Work to be completed: Look through the listing for the word "从题中所给的". Copy each line that has it.

Data listing:
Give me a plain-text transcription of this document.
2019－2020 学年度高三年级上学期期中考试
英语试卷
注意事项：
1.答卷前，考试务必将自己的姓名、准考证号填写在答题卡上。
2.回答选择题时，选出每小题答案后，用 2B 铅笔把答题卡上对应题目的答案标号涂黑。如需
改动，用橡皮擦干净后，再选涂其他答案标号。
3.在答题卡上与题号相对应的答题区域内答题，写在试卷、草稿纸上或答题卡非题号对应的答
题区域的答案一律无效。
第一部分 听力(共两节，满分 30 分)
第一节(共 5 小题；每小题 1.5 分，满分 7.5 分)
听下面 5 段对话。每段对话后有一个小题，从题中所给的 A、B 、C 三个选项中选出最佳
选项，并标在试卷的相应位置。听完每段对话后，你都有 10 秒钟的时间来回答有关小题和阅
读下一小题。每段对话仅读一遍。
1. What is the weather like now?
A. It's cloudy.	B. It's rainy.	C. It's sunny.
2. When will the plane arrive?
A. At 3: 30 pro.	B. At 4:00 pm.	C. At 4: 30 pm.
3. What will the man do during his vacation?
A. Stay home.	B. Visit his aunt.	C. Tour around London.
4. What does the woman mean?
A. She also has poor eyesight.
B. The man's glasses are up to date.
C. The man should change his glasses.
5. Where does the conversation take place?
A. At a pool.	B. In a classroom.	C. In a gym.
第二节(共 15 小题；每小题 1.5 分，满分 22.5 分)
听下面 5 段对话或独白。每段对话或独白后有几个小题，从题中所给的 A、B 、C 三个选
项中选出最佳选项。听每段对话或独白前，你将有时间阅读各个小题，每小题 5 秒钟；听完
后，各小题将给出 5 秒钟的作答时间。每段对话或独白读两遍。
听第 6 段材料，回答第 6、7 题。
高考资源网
--
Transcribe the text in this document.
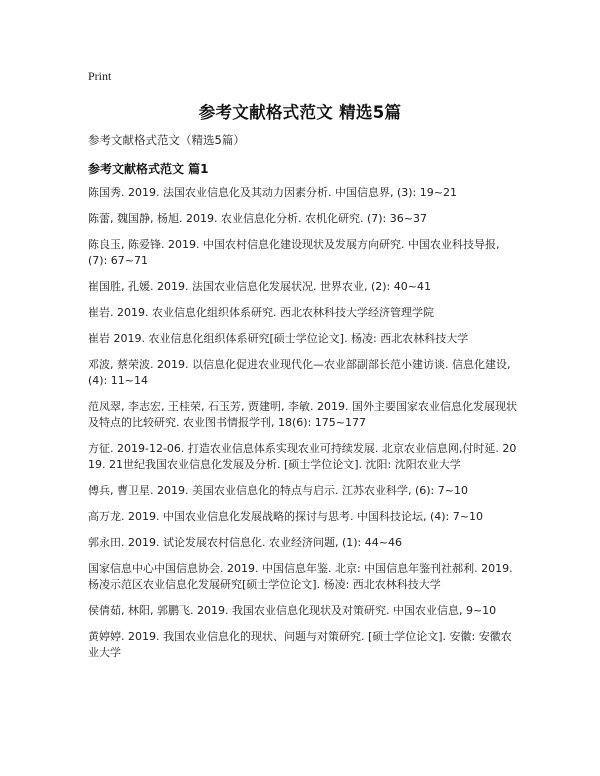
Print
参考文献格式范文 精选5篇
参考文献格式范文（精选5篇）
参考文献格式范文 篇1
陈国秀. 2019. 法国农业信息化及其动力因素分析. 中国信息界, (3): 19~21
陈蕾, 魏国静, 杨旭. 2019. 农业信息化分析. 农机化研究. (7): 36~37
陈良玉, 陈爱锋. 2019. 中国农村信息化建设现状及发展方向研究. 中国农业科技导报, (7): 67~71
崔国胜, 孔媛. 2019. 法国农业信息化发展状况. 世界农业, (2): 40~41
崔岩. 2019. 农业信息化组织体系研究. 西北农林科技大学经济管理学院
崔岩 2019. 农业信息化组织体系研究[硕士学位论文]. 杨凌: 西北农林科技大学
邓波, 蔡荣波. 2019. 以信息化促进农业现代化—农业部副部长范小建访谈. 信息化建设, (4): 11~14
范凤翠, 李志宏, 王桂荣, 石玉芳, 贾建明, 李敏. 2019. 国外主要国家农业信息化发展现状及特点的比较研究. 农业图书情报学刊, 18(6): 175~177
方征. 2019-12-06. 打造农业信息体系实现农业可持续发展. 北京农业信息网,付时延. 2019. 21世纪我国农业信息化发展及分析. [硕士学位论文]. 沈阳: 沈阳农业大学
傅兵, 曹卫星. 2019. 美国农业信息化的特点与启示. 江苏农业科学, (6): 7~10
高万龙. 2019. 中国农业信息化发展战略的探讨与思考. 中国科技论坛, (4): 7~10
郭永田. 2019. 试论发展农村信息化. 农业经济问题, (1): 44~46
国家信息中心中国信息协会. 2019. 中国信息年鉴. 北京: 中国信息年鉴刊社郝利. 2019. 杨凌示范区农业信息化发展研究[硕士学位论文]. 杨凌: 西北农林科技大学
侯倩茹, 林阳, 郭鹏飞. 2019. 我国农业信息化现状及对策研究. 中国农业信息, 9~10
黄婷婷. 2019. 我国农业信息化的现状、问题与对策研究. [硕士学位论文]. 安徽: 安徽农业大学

Reply:
听下面 5 段对话。每段对话后有一个小题，从题中所给的 A、B 、C 三个选项中选出最佳
听下面 5 段对话或独白。每段对话或独白后有几个小题，从题中所给的 A、B 、C 三个选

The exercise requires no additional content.